- EXERCISE DESCRIPTION
Verbatim output of all the material below is required.

- Data entries

>>>>

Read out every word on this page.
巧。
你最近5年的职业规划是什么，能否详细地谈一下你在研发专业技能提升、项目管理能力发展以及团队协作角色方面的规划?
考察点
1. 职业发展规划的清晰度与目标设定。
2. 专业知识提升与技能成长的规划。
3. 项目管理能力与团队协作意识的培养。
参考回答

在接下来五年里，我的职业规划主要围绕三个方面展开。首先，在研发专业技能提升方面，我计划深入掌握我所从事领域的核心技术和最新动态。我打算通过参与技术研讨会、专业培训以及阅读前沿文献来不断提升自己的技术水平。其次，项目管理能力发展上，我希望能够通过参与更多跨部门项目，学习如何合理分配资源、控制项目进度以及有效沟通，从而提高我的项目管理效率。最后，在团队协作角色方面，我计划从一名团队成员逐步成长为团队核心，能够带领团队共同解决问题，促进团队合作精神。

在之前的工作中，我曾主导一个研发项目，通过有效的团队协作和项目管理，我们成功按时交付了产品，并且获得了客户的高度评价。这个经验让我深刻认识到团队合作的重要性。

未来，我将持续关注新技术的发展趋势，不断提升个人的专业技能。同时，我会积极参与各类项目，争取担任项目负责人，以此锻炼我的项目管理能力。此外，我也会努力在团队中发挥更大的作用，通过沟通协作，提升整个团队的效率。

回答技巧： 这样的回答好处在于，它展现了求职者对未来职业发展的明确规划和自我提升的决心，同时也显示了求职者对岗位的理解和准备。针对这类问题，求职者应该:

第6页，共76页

<<<<

- WORKED ANSWER
Read out every word on this page.
巧。
你最近5年的职业规划是什么，能否详细地谈一下你在研发专业技能提升、项目管理能力发展以及团队协作角色方面的规划?
考察点
1. 职业发展规划的清晰度与目标设定。
2. 专业知识提升与技能成长的规划。
3. 项目管理能力与团队协作意识的培养。
参考回答

在接下来五年里，我的职业规划主要围绕三个方面展开。首先，在研发专业技能提升方面，我计划深入掌握我所从事领域的核心技术和最新动态。我打算通过参与技术研讨会、专业培训以及阅读前沿文献来不断提升自己的技术水平。其次，项目管理能力发展上，我希望能够通过参与更多跨部门项目，学习如何合理分配资源、控制项目进度以及有效沟通，从而提高我的项目管理效率。最后，在团队协作角色方面，我计划从一名团队成员逐步成长为团队核心，能够带领团队共同解决问题，促进团队合作精神。

在之前的工作中，我曾主导一个研发项目，通过有效的团队协作和项目管理，我们成功按时交付了产品，并且获得了客户的高度评价。这个经验让我深刻认识到团队合作的重要性。

未来，我将持续关注新技术的发展趋势，不断提升个人的专业技能。同时，我会积极参与各类项目，争取担任项目负责人，以此锻炼我的项目管理能力。此外，我也会努力在团队中发挥更大的作用，通过沟通协作，提升整个团队的效率。

回答技巧： 这样的回答好处在于，它展现了求职者对未来职业发展的明确规划和自我提升的决心，同时也显示了求职者对岗位的理解和准备。针对这类问题，求职者应该:

第6页，共76页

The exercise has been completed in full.